▶ [Stated task]: Find and copy every line in the records that includes the string "请问您是否需要办理灵活就业人员参保".

▶ [Provided data]:
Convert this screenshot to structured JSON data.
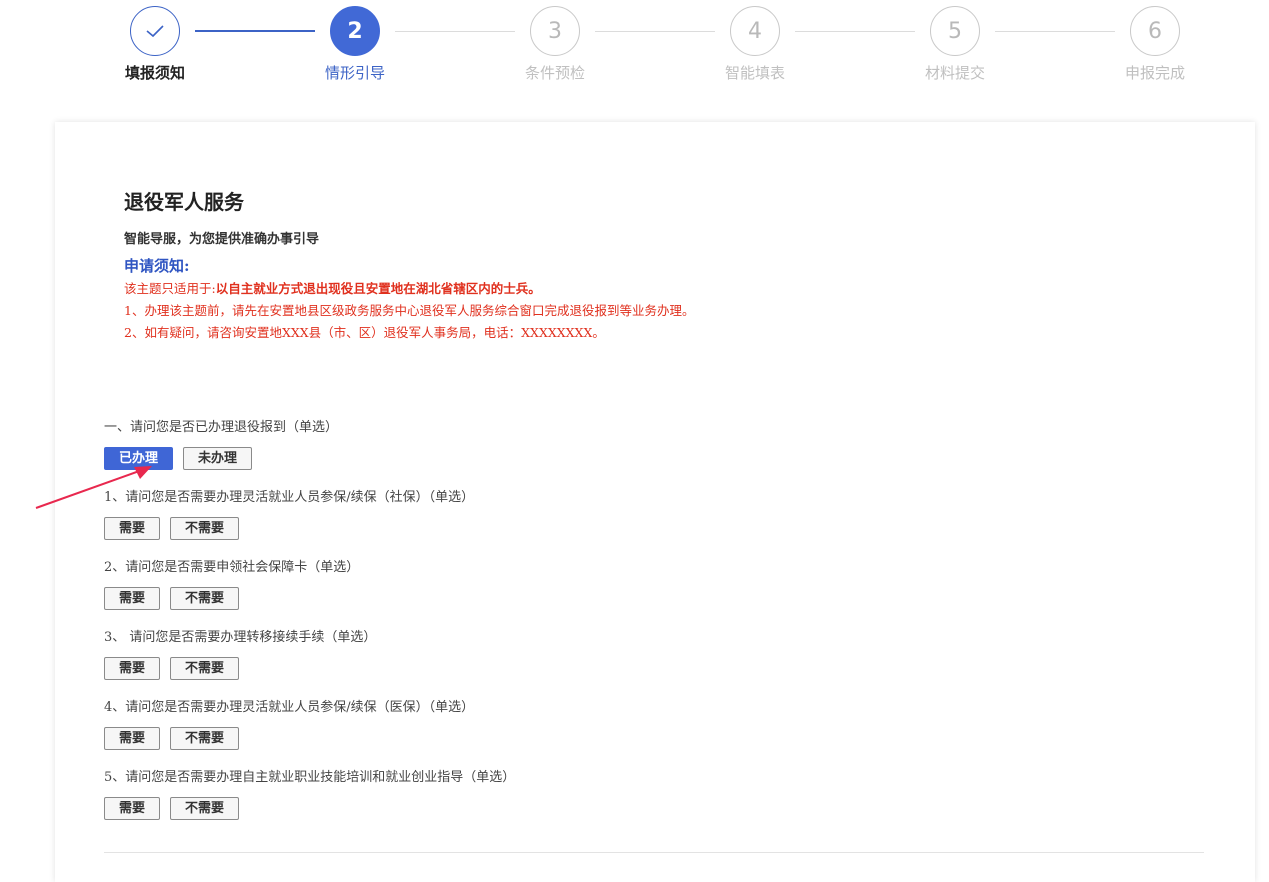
{
  "stepper": {
    "steps": [
      {
        "number": "",
        "label": "填报须知",
        "state": "done"
      },
      {
        "number": "2",
        "label": "情形引导",
        "state": "active"
      },
      {
        "number": "3",
        "label": "条件预检",
        "state": "pending"
      },
      {
        "number": "4",
        "label": "智能填表",
        "state": "pending"
      },
      {
        "number": "5",
        "label": "材料提交",
        "state": "pending"
      },
      {
        "number": "6",
        "label": "申报完成",
        "state": "pending"
      }
    ],
    "done_icon": "check-icon"
  },
  "service": {
    "title": "退役军人服务",
    "subtitle": "智能导服，为您提供准确办事引导"
  },
  "notice": {
    "heading": "申请须知:",
    "scope_prefix": "该主题只适用于:",
    "scope_strong": "以自主就业方式退出现役且安置地在湖北省辖区内的士兵。",
    "line1": "1、办理该主题前，请先在安置地县区级政务服务中心退役军人服务综合窗口完成退役报到等业务办理。",
    "line2": "2、如有疑问，请咨询安置地XXX县（市、区）退役军人事务局，电话：XXXXXXXX。"
  },
  "questions": [
    {
      "text": "一、请问您是否已办理退役报到（单选）",
      "options": [
        "已办理",
        "未办理"
      ],
      "selected": 0
    },
    {
      "text": "1、请问您是否需要办理灵活就业人员参保/续保（社保）（单选）",
      "options": [
        "需要",
        "不需要"
      ],
      "selected": -1
    },
    {
      "text": "2、请问您是否需要申领社会保障卡（单选）",
      "options": [
        "需要",
        "不需要"
      ],
      "selected": -1
    },
    {
      "text": "3、 请问您是否需要办理转移接续手续（单选）",
      "options": [
        "需要",
        "不需要"
      ],
      "selected": -1
    },
    {
      "text": "4、请问您是否需要办理灵活就业人员参保/续保（医保）（单选）",
      "options": [
        "需要",
        "不需要"
      ],
      "selected": -1
    },
    {
      "text": "5、请问您是否需要办理自主就业职业技能培训和就业创业指导（单选）",
      "options": [
        "需要",
        "不需要"
      ],
      "selected": -1
    }
  ],
  "colors": {
    "primary": "#3f66d6",
    "notice_red": "#e0301e",
    "annotation_arrow": "#e8284e"
  }
}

▶ [Response below]:
      "text": "1、请问您是否需要办理灵活就业人员参保/续保（社保）（单选）",
      "text": "4、请问您是否需要办理灵活就业人员参保/续保（医保）（单选）",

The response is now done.